→ **Provided data**
** BEGIN **

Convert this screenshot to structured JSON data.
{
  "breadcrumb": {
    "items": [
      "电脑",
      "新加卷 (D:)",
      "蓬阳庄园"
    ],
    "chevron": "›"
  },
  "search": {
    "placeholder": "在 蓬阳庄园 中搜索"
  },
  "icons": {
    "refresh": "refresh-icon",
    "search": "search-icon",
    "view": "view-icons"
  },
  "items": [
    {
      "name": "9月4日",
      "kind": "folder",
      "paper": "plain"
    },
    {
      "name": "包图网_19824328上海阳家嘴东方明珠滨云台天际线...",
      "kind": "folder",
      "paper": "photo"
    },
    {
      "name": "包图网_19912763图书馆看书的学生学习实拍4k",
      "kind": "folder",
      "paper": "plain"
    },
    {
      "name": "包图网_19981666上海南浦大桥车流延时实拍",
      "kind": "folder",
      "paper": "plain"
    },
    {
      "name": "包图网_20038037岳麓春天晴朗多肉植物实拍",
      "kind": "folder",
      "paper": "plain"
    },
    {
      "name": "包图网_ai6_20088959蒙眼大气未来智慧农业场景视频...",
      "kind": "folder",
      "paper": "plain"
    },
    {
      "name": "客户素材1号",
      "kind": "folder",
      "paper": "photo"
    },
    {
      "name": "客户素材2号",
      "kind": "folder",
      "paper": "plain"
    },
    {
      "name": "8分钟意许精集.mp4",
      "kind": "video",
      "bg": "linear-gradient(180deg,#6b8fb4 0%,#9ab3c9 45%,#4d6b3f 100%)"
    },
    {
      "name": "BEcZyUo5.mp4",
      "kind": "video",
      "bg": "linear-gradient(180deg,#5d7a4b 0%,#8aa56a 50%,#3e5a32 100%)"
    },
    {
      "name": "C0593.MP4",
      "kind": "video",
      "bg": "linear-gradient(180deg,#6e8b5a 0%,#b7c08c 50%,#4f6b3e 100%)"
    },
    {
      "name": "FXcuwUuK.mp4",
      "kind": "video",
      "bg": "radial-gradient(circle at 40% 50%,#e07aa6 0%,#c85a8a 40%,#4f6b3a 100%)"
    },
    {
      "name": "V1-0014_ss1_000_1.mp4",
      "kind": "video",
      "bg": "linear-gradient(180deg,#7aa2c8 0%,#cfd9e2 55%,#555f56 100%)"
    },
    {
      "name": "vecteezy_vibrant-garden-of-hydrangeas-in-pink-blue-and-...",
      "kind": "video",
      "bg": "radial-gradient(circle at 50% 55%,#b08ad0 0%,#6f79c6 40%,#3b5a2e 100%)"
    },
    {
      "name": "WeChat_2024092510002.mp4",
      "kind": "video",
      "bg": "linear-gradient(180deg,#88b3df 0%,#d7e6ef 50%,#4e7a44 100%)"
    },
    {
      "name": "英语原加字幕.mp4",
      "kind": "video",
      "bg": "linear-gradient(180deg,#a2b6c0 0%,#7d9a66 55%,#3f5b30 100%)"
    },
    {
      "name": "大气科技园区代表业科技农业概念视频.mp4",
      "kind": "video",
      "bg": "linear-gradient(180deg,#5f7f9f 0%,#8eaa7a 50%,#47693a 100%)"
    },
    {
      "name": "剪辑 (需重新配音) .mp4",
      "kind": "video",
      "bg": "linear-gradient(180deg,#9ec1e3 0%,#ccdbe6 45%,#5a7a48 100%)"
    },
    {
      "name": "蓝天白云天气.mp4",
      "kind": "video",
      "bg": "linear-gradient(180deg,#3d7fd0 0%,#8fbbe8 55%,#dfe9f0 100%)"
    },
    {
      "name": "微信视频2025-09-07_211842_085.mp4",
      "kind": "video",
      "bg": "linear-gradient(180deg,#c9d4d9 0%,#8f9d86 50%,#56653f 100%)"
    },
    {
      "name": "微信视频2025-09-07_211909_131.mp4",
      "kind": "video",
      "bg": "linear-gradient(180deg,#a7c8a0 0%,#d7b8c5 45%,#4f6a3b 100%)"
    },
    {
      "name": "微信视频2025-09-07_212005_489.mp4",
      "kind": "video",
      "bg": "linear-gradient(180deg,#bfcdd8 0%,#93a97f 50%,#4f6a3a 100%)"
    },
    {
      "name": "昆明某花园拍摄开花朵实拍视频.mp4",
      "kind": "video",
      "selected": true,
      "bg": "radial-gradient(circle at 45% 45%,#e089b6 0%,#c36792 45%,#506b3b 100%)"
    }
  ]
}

** END **

→ **What you should do**
Looking at the entries above, how many lines contain the word "radial"? Answer with the number alone.

→ **Correct output**
3